Data provided:
########################################
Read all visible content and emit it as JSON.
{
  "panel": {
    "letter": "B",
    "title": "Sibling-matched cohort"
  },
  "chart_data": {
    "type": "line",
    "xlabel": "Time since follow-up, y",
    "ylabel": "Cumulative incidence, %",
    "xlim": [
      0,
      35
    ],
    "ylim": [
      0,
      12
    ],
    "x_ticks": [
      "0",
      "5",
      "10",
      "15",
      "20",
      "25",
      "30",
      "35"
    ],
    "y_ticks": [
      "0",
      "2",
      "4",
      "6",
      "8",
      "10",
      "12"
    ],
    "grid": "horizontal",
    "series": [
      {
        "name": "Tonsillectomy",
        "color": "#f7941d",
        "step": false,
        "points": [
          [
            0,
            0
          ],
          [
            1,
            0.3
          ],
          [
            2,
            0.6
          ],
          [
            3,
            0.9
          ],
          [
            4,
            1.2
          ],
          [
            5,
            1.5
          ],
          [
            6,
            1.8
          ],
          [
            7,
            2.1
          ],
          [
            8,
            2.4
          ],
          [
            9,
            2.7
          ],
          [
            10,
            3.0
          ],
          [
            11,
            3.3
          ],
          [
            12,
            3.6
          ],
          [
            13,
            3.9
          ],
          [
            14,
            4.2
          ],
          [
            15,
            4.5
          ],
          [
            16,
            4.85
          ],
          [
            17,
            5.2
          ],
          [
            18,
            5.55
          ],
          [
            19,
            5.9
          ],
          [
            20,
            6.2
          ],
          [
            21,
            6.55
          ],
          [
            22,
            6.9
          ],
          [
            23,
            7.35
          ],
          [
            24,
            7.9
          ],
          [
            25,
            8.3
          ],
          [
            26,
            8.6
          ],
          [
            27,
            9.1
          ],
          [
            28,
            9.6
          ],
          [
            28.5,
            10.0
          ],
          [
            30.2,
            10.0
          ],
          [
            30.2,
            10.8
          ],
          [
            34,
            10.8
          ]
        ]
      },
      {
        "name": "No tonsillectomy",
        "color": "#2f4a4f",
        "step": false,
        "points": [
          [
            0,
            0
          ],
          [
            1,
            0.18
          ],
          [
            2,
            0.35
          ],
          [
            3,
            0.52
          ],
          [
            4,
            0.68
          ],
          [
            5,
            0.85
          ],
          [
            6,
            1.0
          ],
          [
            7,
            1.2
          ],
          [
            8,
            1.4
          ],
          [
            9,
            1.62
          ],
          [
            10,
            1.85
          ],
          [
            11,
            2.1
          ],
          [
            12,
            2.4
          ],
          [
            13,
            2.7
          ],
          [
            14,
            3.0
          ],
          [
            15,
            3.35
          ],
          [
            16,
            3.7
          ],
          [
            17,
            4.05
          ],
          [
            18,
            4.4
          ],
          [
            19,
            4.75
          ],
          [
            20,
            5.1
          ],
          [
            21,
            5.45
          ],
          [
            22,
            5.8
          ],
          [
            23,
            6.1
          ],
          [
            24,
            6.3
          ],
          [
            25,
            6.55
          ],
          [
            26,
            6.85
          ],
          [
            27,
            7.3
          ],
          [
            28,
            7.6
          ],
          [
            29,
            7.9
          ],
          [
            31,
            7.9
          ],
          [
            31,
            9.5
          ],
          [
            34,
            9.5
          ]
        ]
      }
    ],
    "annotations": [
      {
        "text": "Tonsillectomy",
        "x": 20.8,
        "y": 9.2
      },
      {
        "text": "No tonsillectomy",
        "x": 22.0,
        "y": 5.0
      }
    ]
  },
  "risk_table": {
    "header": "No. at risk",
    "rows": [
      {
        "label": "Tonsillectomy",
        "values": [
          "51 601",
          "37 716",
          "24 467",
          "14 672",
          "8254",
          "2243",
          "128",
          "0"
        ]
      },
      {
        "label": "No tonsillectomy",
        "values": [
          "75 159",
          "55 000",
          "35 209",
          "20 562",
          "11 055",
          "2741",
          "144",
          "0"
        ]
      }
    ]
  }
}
########################################
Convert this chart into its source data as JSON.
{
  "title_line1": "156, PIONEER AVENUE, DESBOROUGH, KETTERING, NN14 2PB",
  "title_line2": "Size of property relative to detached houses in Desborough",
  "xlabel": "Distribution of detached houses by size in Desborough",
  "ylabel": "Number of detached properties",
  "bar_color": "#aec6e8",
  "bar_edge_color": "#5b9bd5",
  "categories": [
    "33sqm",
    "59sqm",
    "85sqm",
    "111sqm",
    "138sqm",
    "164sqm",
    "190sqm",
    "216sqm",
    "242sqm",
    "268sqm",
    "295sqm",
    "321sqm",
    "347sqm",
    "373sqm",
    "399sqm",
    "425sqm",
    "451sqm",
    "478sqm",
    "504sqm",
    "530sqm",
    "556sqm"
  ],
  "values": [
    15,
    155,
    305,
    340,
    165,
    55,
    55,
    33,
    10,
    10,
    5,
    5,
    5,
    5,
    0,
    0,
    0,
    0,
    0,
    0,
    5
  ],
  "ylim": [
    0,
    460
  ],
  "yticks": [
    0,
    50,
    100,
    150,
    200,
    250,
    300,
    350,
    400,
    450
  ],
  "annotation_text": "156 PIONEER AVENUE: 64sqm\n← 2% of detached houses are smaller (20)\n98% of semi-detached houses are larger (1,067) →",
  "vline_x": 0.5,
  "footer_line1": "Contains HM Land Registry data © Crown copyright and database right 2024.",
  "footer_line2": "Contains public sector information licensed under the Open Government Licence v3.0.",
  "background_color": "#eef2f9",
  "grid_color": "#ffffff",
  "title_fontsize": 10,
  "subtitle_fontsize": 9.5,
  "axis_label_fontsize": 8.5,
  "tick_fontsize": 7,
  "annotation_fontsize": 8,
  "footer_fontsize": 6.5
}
########################################
Where a line in the entries holds "name", copy that line.

Correct answer:
        "name": "Tonsillectomy",
        "name": "No tonsillectomy",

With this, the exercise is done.